--- Start of Material provided ---

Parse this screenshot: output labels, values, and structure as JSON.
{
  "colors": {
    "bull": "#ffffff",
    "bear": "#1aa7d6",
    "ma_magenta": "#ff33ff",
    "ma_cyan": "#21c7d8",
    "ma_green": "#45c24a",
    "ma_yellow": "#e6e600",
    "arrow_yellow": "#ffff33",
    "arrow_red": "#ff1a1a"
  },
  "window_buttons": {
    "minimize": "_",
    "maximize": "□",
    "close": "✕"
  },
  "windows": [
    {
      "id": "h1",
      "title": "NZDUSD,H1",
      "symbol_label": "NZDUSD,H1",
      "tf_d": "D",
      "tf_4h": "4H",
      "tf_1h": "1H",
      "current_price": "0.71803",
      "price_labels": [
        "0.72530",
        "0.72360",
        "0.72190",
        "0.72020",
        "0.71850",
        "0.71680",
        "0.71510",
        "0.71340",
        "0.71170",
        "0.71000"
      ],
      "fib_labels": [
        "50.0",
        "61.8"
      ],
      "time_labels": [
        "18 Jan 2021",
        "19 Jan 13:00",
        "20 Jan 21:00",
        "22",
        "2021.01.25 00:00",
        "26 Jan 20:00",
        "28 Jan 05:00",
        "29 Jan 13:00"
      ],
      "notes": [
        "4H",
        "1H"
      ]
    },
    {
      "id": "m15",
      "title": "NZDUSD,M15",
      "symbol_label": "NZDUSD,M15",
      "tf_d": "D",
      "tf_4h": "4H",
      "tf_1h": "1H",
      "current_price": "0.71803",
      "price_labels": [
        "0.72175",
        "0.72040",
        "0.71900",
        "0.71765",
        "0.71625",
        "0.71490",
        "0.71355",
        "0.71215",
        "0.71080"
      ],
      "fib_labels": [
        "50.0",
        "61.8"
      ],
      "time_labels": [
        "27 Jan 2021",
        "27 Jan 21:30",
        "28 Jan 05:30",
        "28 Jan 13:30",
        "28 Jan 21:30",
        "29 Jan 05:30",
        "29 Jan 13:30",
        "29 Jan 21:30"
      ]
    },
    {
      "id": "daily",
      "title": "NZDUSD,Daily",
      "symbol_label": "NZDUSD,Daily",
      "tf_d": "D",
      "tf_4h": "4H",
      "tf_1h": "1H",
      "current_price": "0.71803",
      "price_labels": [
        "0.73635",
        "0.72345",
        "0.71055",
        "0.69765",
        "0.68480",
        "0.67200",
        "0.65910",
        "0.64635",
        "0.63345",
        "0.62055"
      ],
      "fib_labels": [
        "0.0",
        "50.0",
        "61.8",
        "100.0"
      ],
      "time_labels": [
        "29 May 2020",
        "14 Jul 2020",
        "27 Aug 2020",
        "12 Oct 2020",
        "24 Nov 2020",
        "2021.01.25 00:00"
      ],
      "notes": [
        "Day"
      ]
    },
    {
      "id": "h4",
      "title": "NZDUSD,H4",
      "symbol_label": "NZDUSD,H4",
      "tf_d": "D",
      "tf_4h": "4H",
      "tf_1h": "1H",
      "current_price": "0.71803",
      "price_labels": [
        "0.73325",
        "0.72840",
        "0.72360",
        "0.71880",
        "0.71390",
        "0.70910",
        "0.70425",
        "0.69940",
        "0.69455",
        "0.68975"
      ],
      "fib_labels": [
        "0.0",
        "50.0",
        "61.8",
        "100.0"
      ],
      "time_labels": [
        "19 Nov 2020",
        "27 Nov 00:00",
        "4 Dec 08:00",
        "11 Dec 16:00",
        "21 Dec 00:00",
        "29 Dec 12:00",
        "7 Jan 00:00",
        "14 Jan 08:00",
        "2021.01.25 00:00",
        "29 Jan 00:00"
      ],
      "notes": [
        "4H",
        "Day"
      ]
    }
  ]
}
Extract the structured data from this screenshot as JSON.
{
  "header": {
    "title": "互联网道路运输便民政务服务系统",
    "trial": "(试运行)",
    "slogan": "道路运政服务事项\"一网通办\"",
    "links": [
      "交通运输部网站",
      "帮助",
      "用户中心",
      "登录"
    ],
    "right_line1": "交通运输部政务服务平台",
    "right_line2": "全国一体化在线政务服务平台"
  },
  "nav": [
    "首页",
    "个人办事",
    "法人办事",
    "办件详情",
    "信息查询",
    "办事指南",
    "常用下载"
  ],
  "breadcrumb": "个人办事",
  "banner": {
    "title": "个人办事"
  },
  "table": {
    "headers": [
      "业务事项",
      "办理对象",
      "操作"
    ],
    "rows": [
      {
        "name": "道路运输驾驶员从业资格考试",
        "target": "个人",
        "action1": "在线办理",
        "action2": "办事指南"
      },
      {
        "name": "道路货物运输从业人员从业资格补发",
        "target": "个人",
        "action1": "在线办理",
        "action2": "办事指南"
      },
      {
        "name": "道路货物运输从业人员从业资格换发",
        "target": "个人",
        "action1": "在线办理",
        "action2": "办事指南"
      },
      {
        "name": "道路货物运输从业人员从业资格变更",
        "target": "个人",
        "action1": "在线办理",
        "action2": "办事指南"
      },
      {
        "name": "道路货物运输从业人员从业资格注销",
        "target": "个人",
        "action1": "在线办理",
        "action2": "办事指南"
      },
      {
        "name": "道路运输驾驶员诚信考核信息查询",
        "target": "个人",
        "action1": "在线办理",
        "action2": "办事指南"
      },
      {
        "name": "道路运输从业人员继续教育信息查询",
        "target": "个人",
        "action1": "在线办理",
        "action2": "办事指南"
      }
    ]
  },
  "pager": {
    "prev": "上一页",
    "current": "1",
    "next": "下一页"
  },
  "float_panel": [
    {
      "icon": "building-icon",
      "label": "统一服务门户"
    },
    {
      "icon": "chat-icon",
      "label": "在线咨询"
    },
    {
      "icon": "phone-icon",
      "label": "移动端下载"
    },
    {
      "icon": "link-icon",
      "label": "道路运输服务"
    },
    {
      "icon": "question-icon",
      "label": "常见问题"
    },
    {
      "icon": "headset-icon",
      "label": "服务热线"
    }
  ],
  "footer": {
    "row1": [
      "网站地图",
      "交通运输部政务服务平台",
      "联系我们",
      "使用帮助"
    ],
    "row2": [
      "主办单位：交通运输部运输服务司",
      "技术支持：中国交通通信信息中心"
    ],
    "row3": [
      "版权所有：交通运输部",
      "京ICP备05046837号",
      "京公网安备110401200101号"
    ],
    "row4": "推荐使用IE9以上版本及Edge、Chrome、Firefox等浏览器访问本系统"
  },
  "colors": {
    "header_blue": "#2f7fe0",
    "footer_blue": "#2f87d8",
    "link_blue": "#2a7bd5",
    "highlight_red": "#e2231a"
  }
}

--- End of Material provided ---

■ Aim ■
Report how many lines in the listing include the word "NZDUSD". Give nothing but the count.

■ Task solution ■
8